● **Required task**
Tell how many lines carry the word "heading"; the reply is the number and nothing else.

● **Dataset extract**
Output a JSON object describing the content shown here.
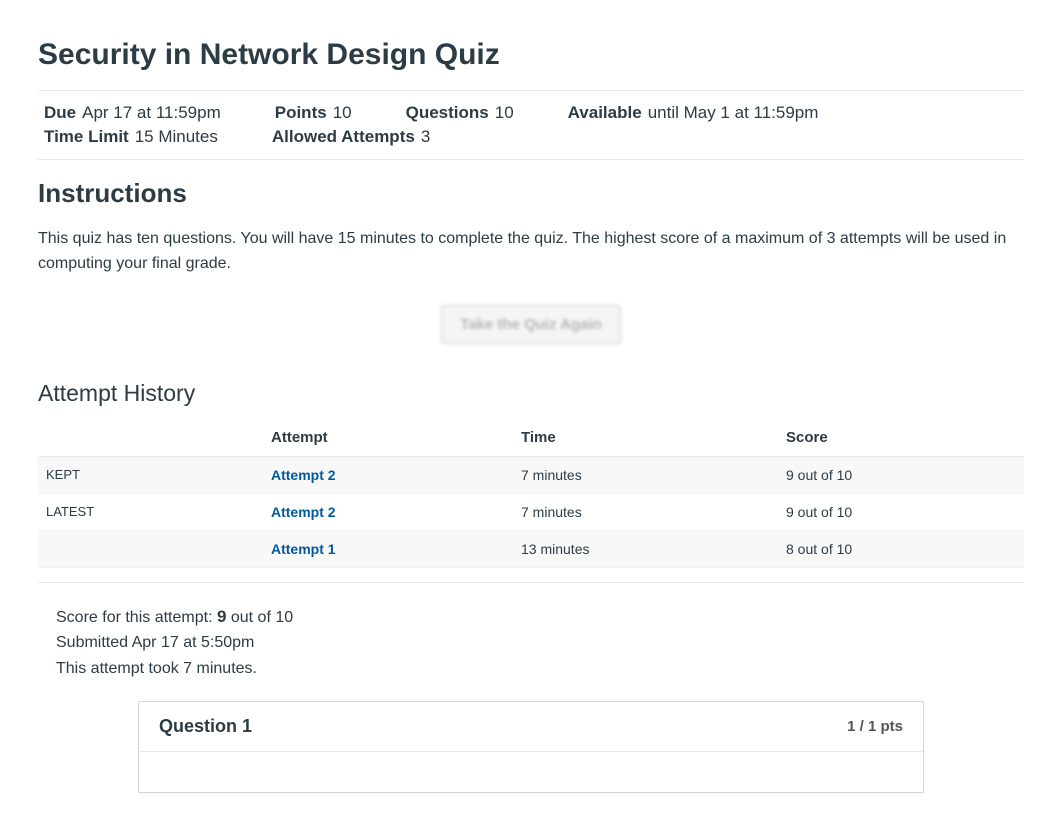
{
  "title": "Security in Network Design Quiz",
  "meta": {
    "due": {
      "label": "Due",
      "value": "Apr 17 at 11:59pm"
    },
    "points": {
      "label": "Points",
      "value": "10"
    },
    "questions": {
      "label": "Questions",
      "value": "10"
    },
    "available": {
      "label": "Available",
      "value": "until May 1 at 11:59pm"
    },
    "time_limit": {
      "label": "Time Limit",
      "value": "15 Minutes"
    },
    "attempts": {
      "label": "Allowed Attempts",
      "value": "3"
    }
  },
  "instructions": {
    "heading": "Instructions",
    "text": "This quiz has ten questions. You will have 15 minutes to complete the quiz. The highest score of a maximum of 3 attempts will be used in computing your final grade."
  },
  "take_again_label": "Take the Quiz Again",
  "history": {
    "heading": "Attempt History",
    "columns": {
      "attempt": "Attempt",
      "time": "Time",
      "score": "Score"
    },
    "rows": [
      {
        "tag": "KEPT",
        "attempt": "Attempt 2",
        "time": "7 minutes",
        "score": "9 out of 10"
      },
      {
        "tag": "LATEST",
        "attempt": "Attempt 2",
        "time": "7 minutes",
        "score": "9 out of 10"
      },
      {
        "tag": "",
        "attempt": "Attempt 1",
        "time": "13 minutes",
        "score": "8 out of 10"
      }
    ]
  },
  "score_block": {
    "prefix": "Score for this attempt: ",
    "score": "9",
    "suffix": " out of 10",
    "submitted": "Submitted Apr 17 at 5:50pm",
    "duration": "This attempt took 7 minutes."
  },
  "question1": {
    "label": "Question 1",
    "pts": "1 / 1 pts"
  }
}
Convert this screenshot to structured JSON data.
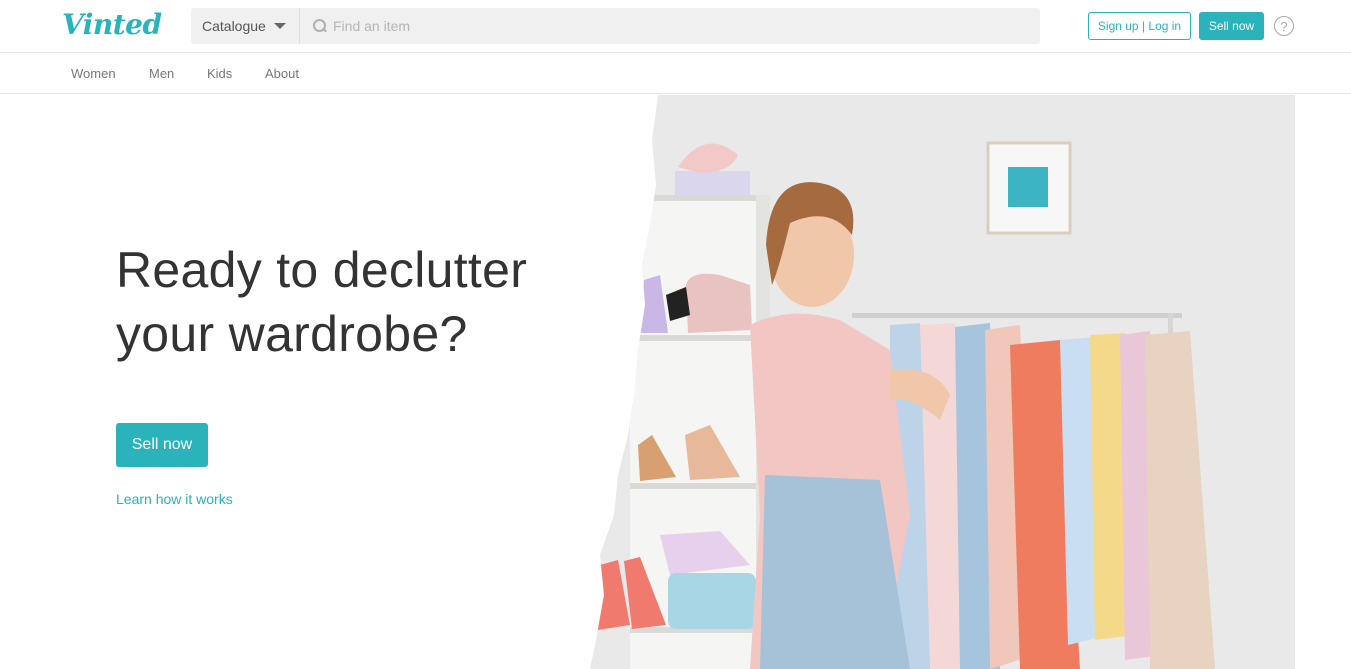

● **Finished answer**
2